- [Exercise]: Reproduce the items from their first line up to and including the line that contains "Itemize the components", leaving the pictures out.

- [Source material]:
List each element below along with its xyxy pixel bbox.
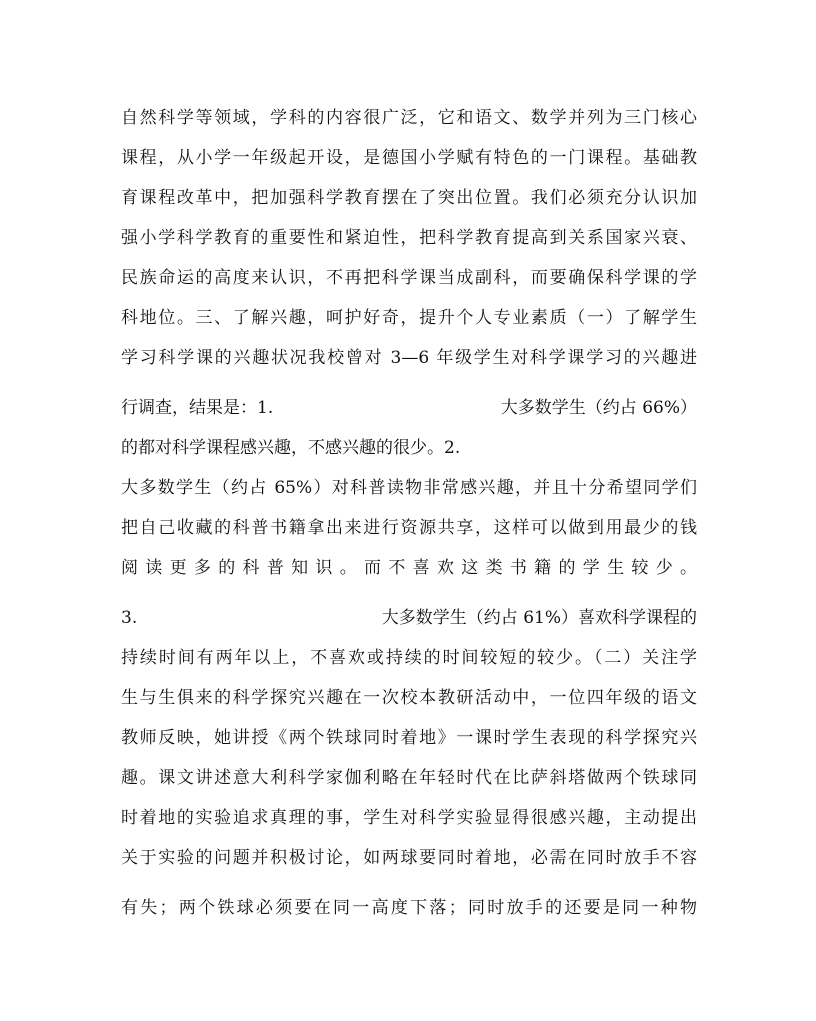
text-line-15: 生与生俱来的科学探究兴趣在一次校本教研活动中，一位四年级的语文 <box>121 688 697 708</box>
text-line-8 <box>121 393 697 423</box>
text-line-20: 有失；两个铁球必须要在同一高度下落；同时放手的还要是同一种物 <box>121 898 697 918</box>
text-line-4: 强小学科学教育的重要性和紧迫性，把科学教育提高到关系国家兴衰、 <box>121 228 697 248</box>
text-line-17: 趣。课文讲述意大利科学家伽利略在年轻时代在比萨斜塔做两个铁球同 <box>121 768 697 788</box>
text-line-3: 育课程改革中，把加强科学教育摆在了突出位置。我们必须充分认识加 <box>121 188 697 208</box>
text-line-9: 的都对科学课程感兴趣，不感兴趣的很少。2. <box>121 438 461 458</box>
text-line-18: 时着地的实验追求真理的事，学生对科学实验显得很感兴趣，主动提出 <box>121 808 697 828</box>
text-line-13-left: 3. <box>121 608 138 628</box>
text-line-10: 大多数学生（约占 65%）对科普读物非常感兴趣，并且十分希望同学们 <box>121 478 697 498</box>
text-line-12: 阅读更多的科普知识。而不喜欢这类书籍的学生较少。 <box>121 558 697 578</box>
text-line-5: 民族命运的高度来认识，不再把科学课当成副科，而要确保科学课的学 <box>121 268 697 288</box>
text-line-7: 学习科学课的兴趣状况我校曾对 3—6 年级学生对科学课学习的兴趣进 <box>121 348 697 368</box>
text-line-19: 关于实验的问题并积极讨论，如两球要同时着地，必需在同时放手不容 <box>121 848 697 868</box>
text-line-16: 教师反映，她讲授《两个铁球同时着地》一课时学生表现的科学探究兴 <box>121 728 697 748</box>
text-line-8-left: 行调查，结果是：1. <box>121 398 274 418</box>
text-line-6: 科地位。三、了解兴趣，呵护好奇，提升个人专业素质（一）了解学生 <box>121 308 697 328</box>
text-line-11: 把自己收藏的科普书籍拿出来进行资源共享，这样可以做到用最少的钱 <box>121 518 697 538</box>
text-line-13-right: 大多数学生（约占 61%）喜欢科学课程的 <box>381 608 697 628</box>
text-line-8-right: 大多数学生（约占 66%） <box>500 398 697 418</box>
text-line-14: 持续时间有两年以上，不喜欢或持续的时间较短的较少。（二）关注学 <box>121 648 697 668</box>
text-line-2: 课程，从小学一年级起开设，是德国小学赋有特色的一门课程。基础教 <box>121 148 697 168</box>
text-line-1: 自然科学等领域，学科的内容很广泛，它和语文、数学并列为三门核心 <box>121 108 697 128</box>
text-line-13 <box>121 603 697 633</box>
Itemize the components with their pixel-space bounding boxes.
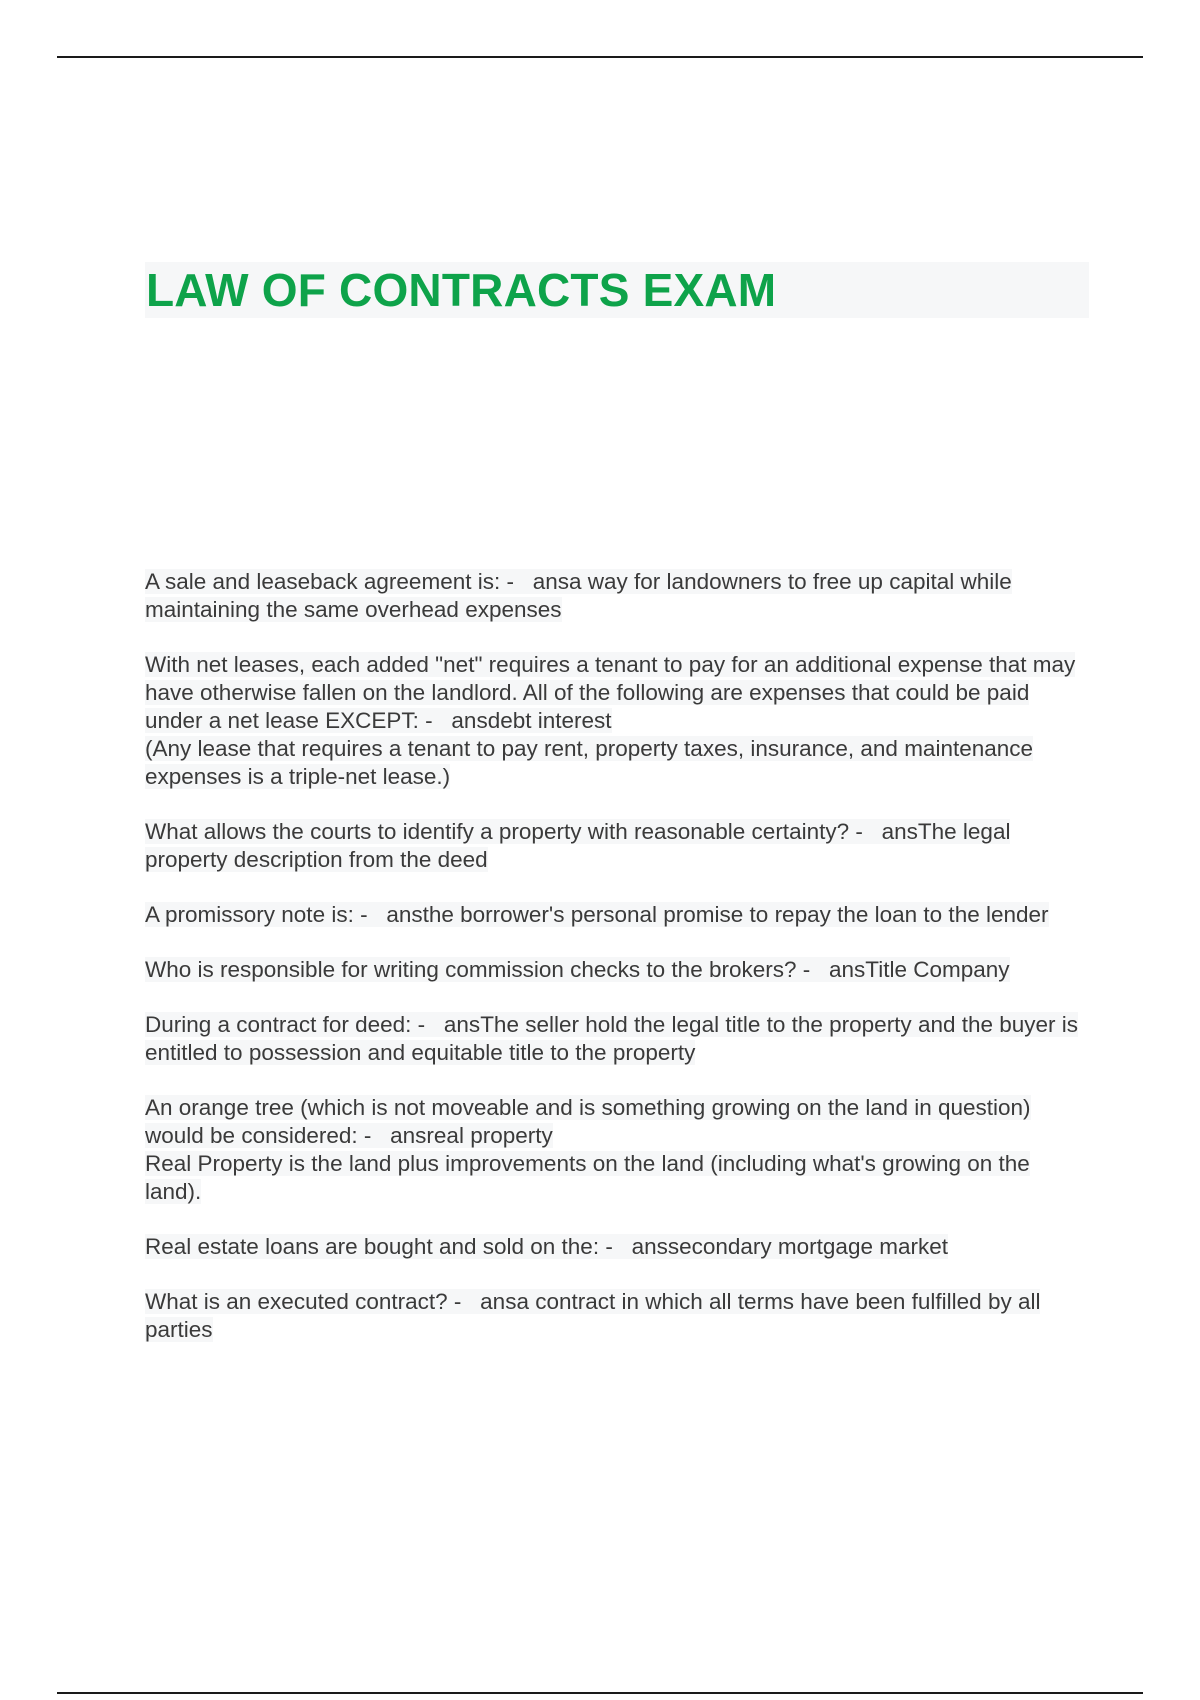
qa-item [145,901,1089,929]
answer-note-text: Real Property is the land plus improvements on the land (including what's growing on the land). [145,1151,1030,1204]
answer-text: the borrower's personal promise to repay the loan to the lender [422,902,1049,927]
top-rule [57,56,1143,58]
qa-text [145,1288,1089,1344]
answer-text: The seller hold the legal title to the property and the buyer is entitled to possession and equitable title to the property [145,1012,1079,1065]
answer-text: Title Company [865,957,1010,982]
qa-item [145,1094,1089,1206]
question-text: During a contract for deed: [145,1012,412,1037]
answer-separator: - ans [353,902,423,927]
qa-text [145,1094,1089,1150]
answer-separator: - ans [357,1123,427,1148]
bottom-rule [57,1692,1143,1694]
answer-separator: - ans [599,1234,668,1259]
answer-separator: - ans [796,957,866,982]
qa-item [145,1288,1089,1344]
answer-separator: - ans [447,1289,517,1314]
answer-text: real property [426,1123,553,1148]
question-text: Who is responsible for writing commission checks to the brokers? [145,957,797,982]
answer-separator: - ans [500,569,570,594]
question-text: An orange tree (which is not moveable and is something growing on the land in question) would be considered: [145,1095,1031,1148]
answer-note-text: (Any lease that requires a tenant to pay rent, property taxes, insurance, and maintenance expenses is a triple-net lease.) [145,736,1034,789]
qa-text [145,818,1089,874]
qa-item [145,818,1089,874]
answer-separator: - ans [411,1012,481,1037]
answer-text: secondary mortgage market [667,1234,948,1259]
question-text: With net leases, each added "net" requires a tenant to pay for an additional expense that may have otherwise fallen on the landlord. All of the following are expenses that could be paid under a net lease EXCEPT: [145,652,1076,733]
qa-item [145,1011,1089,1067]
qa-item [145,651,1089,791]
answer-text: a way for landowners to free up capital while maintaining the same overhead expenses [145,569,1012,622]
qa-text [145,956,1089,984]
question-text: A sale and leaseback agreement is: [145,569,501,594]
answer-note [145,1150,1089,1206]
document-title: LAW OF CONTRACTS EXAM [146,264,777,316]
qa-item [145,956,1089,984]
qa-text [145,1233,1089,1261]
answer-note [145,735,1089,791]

- [Complete response]:
List each element below along with its xyxy pixel bbox.
text-line-15: 生与生俱来的科学探究兴趣在一次校本教研活动中，一位四年级的语文 <box>121 688 697 708</box>
text-line-8 <box>121 393 697 423</box>
text-line-20: 有失；两个铁球必须要在同一高度下落；同时放手的还要是同一种物 <box>121 898 697 918</box>
text-line-4: 强小学科学教育的重要性和紧迫性，把科学教育提高到关系国家兴衰、 <box>121 228 697 248</box>
text-line-17: 趣。课文讲述意大利科学家伽利略在年轻时代在比萨斜塔做两个铁球同 <box>121 768 697 788</box>
text-line-3: 育课程改革中，把加强科学教育摆在了突出位置。我们必须充分认识加 <box>121 188 697 208</box>
text-line-9: 的都对科学课程感兴趣，不感兴趣的很少。2. <box>121 438 461 458</box>
text-line-18: 时着地的实验追求真理的事，学生对科学实验显得很感兴趣，主动提出 <box>121 808 697 828</box>
text-line-13-left: 3. <box>121 608 138 628</box>
text-line-10: 大多数学生（约占 65%）对科普读物非常感兴趣，并且十分希望同学们 <box>121 478 697 498</box>
text-line-12: 阅读更多的科普知识。而不喜欢这类书籍的学生较少。 <box>121 558 697 578</box>
text-line-5: 民族命运的高度来认识，不再把科学课当成副科，而要确保科学课的学 <box>121 268 697 288</box>
text-line-7: 学习科学课的兴趣状况我校曾对 3—6 年级学生对科学课学习的兴趣进 <box>121 348 697 368</box>
text-line-19: 关于实验的问题并积极讨论，如两球要同时着地，必需在同时放手不容 <box>121 848 697 868</box>
text-line-16: 教师反映，她讲授《两个铁球同时着地》一课时学生表现的科学探究兴 <box>121 728 697 748</box>
text-line-8-left: 行调查，结果是：1. <box>121 398 274 418</box>
text-line-6: 科地位。三、了解兴趣，呵护好奇，提升个人专业素质（一）了解学生 <box>121 308 697 328</box>
text-line-11: 把自己收藏的科普书籍拿出来进行资源共享，这样可以做到用最少的钱 <box>121 518 697 538</box>
text-line-13-right: 大多数学生（约占 61%）喜欢科学课程的 <box>381 608 697 628</box>
text-line-8-right: 大多数学生（约占 66%） <box>500 398 697 418</box>
text-line-14: 持续时间有两年以上，不喜欢或持续的时间较短的较少。（二）关注学 <box>121 648 697 668</box>
text-line-2: 课程，从小学一年级起开设，是德国小学赋有特色的一门课程。基础教 <box>121 148 697 168</box>
text-line-1: 自然科学等领域，学科的内容很广泛，它和语文、数学并列为三门核心 <box>121 108 697 128</box>
text-line-13 <box>121 603 697 633</box>
Itemize the components with their pixel-space bounding boxes.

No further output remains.